[Layout element entries]
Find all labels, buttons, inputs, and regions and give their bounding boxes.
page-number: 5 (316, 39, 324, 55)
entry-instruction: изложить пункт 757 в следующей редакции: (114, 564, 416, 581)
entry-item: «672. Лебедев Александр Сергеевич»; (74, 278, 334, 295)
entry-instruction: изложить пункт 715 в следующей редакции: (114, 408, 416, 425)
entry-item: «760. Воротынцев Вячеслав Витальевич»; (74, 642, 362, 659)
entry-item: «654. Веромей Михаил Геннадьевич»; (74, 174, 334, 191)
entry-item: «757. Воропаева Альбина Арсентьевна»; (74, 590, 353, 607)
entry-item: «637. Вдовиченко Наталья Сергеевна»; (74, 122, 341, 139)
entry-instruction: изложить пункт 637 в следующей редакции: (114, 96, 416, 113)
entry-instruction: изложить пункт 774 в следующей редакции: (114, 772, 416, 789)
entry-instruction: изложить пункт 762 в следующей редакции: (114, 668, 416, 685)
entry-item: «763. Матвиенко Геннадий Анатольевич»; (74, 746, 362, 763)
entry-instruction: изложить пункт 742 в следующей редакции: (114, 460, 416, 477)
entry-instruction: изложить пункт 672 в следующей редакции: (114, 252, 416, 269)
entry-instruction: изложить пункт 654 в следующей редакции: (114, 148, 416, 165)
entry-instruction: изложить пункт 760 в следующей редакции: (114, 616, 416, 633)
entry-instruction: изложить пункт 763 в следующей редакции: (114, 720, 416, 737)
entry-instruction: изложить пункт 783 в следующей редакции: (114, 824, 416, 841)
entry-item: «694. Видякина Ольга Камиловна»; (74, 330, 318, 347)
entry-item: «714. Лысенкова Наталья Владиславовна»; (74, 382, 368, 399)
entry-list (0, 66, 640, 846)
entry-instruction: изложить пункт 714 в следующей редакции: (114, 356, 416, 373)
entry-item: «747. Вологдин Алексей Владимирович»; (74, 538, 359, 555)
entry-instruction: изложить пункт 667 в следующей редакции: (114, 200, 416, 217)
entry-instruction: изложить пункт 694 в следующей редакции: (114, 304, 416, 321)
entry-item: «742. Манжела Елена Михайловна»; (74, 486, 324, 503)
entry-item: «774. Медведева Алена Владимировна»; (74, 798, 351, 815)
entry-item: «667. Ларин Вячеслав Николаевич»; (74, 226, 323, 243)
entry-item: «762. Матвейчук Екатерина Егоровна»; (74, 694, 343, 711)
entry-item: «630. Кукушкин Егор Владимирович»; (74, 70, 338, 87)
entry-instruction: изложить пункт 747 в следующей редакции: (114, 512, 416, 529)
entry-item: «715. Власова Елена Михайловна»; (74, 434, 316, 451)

(Work to do):
Report every line in the entries above that contains the string "Владимирович".

(Exercise output):
entry-item: «747. Вологдин Алексей Владимирович»; (74, 538, 359, 555)
entry-item: «630. Кукушкин Егор Владимирович»; (74, 70, 338, 87)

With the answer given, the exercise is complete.